**Task prompt**
Copy the rows word for word, starting at the first row and ending at the row that contains "bar: [1635, 190, 1765, 1131]".

== Data to use ==

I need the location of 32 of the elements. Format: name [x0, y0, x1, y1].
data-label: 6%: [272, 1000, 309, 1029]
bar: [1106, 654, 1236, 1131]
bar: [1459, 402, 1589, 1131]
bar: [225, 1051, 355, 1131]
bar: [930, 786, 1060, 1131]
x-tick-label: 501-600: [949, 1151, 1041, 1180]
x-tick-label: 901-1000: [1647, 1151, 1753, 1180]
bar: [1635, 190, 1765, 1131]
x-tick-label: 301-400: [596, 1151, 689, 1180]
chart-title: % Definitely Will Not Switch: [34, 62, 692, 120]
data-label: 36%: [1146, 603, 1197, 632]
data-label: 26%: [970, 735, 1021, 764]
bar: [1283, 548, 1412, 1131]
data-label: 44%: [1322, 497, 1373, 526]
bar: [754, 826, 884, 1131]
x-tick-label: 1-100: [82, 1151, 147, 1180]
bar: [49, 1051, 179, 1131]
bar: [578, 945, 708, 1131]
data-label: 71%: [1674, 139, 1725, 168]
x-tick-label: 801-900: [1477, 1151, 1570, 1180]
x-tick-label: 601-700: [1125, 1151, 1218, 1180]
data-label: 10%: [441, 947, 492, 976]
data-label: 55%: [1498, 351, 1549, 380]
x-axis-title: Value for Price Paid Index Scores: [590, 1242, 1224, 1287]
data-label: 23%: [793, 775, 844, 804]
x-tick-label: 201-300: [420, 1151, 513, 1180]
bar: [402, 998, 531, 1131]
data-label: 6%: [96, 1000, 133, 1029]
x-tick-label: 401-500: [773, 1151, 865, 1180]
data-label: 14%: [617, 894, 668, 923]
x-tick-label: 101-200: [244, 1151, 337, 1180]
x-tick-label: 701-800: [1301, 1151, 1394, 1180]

===

**Result for this task**
I need the location of 32 of the elements. Format: name [x0, y0, x1, y1].
data-label: 6%: [272, 1000, 309, 1029]
bar: [1106, 654, 1236, 1131]
bar: [1459, 402, 1589, 1131]
bar: [225, 1051, 355, 1131]
bar: [930, 786, 1060, 1131]
x-tick-label: 501-600: [949, 1151, 1041, 1180]
x-tick-label: 901-1000: [1647, 1151, 1753, 1180]
bar: [1635, 190, 1765, 1131]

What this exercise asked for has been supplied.